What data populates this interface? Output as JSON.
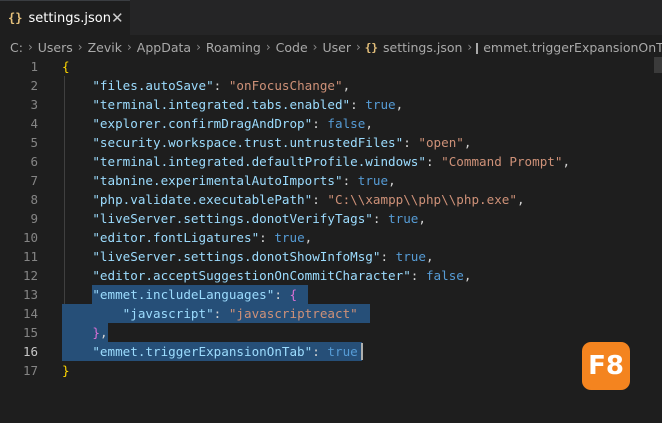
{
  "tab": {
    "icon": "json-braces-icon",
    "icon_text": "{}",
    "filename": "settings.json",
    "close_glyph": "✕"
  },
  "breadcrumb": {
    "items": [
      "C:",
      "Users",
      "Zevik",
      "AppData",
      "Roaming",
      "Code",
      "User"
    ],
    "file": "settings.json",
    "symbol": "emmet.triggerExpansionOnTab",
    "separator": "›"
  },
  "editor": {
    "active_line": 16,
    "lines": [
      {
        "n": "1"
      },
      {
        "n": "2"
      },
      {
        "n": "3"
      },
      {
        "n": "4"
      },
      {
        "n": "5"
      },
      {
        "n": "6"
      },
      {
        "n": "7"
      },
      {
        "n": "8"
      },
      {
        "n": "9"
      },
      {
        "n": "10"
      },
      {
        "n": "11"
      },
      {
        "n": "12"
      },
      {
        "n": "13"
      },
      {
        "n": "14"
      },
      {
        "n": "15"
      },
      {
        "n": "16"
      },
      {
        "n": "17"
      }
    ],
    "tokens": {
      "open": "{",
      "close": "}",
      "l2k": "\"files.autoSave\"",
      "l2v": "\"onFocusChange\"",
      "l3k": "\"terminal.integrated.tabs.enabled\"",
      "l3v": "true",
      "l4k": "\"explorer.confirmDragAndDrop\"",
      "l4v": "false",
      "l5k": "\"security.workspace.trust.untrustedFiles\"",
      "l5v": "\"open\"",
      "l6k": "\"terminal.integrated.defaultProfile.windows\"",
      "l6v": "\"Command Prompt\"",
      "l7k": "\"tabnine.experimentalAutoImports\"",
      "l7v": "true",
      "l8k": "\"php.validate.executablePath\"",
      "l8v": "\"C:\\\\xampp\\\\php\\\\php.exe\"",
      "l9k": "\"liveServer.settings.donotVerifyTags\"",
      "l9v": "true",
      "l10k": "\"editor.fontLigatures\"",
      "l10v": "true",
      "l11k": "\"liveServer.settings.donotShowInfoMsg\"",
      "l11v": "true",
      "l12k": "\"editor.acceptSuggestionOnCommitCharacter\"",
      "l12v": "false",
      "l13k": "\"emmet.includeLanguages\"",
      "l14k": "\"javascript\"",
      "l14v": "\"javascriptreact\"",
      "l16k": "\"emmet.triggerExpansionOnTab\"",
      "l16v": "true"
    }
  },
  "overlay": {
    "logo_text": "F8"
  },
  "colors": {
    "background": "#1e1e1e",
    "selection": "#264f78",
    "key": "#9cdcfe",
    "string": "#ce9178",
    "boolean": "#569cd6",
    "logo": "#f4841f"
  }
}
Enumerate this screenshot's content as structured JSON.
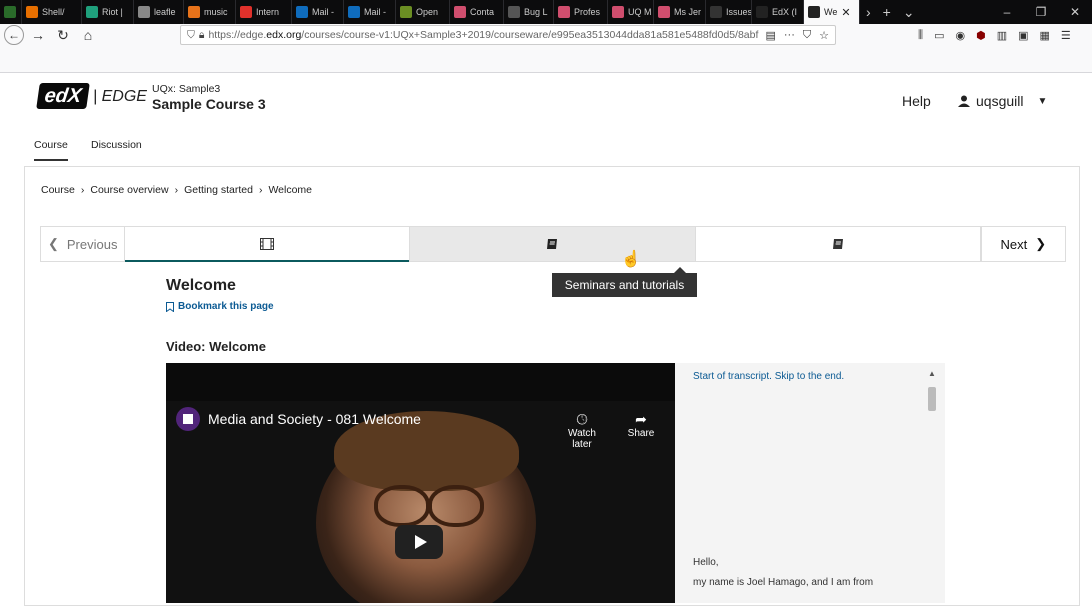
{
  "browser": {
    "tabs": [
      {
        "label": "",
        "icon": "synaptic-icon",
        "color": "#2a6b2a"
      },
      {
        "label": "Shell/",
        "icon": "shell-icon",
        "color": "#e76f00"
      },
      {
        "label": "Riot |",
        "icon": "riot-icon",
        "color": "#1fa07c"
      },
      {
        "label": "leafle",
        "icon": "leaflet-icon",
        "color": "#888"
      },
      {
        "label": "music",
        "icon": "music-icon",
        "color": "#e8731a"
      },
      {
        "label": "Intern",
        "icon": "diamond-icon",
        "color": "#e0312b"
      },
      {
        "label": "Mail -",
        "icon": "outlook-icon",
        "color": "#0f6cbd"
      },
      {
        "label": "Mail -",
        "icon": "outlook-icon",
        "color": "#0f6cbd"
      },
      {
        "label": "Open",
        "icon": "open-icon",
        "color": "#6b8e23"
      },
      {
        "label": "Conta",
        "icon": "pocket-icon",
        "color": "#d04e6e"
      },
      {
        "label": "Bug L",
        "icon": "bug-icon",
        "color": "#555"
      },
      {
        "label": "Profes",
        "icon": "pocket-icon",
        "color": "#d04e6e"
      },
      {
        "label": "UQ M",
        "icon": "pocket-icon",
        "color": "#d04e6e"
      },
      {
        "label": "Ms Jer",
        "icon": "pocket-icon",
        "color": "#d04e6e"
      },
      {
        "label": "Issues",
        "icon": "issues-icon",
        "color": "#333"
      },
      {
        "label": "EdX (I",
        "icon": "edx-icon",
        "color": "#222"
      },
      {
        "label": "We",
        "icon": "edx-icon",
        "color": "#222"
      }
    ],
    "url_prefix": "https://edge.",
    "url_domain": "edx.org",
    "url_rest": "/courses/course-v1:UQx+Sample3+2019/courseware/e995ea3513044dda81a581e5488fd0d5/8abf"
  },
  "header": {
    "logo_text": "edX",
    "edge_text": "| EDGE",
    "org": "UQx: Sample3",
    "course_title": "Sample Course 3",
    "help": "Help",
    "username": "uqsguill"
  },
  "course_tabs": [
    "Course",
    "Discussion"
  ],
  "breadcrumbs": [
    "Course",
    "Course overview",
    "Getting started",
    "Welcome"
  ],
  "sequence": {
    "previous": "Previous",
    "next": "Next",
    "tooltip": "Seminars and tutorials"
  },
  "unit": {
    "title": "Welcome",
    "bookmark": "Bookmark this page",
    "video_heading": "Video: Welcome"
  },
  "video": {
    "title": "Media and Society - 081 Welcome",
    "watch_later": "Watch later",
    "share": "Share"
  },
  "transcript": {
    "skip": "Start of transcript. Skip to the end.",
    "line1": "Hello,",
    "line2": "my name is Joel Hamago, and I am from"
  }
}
• • • • • • •
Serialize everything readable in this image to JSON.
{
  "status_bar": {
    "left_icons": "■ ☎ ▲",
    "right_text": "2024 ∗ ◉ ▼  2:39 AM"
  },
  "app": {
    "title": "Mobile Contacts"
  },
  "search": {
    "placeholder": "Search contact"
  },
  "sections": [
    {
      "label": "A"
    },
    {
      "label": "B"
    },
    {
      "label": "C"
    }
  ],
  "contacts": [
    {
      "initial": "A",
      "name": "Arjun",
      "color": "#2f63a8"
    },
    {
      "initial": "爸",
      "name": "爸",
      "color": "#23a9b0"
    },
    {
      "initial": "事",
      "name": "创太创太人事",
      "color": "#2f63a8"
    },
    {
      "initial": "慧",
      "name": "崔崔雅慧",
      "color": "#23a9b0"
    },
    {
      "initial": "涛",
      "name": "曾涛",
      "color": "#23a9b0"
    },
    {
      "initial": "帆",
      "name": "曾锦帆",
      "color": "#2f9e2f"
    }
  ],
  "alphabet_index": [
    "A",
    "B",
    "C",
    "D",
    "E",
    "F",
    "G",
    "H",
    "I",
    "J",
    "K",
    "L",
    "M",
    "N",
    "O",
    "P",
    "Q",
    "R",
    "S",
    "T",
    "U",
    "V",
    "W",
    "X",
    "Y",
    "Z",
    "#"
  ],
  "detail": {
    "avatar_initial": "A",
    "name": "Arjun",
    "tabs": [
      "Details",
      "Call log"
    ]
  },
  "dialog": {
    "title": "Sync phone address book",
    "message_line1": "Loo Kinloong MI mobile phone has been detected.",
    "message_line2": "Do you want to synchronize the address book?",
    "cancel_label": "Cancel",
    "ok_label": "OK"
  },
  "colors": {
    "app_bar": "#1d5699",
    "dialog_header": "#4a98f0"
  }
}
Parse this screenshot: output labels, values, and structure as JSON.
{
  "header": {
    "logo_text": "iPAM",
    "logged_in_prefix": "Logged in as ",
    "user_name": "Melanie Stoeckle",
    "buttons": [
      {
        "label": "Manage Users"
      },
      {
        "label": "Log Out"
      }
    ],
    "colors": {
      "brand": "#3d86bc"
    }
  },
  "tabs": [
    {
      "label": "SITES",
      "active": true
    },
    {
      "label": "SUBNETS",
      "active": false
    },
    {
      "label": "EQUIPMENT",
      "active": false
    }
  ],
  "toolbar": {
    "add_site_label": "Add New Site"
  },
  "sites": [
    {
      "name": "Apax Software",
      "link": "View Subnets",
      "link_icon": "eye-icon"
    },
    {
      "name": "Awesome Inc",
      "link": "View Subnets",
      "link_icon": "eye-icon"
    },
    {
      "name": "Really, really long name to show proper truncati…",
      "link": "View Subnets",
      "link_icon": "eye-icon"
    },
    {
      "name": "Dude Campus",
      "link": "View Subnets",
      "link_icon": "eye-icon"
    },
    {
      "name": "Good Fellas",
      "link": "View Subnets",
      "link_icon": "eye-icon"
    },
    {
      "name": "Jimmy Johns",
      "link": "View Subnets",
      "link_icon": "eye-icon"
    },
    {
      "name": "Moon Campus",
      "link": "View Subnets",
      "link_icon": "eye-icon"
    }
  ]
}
• • • • • • •
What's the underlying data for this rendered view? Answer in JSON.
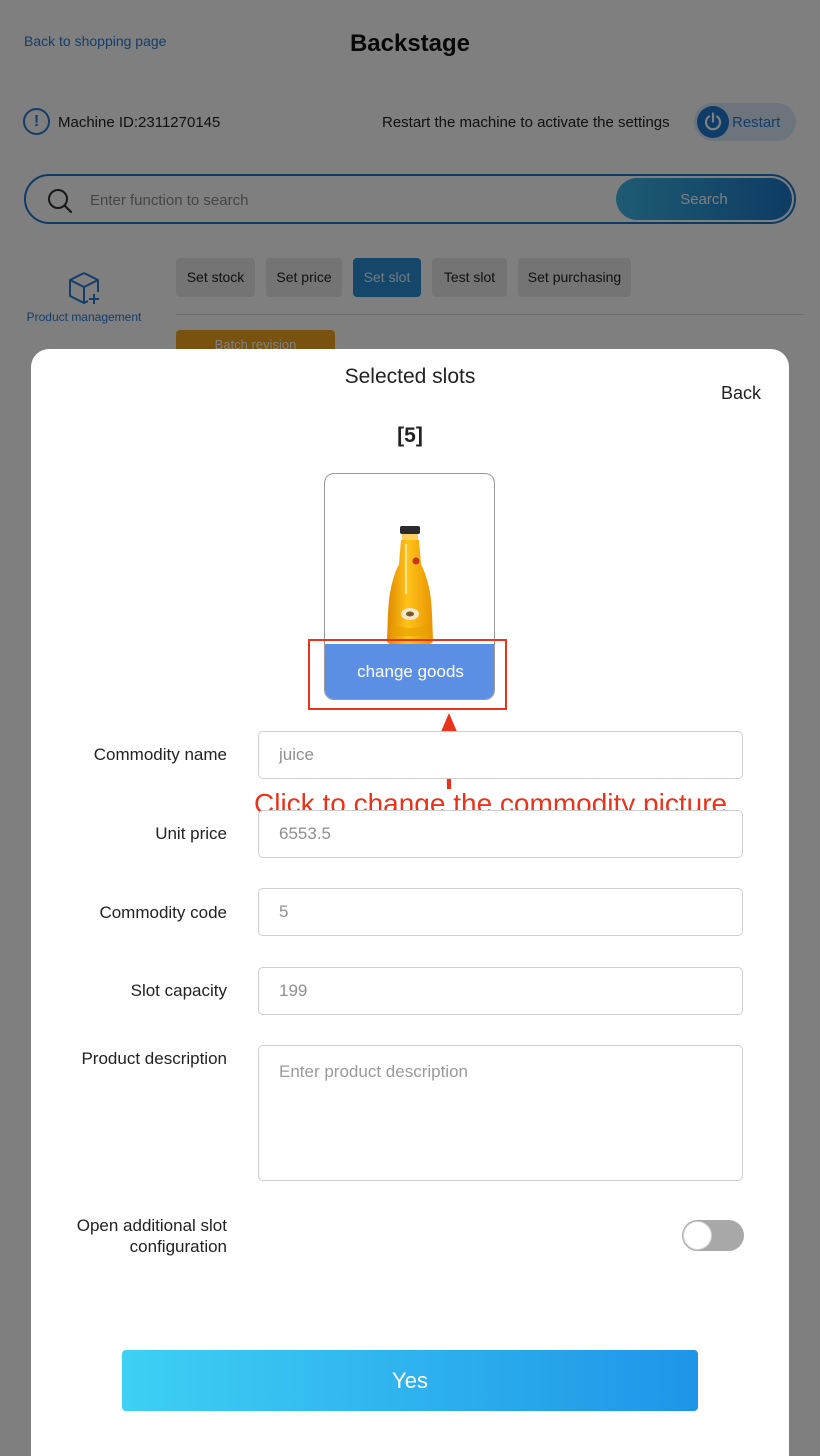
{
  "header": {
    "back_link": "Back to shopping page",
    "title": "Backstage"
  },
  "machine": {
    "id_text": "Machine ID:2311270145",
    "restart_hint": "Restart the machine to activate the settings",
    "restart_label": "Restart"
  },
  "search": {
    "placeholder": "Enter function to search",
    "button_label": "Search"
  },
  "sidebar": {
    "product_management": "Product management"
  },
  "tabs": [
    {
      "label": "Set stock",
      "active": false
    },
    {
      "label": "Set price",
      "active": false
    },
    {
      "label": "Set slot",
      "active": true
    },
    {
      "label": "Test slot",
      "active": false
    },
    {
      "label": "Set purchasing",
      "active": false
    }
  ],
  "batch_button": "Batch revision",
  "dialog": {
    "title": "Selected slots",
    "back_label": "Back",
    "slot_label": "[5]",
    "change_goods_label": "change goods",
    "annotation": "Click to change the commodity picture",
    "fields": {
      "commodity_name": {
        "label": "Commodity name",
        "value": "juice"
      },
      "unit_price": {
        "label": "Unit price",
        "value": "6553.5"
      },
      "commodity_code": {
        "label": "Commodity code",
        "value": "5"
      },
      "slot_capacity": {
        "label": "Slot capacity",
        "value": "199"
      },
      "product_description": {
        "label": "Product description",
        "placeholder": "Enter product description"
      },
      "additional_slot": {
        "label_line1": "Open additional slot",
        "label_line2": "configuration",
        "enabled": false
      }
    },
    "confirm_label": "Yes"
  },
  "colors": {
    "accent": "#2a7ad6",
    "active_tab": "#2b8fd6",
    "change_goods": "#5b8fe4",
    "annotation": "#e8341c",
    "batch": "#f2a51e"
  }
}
• • • • • • •
THE PROBLEM => Which lines above hold the word "true"? Copy each of them.

REPLY =>
      "l3v": "true",
      "l7v": "true",
      "l9v": "true",
      "l10v": "true",
      "l11v": "true",
      "l16v": "true"
      "active": true
      "active": true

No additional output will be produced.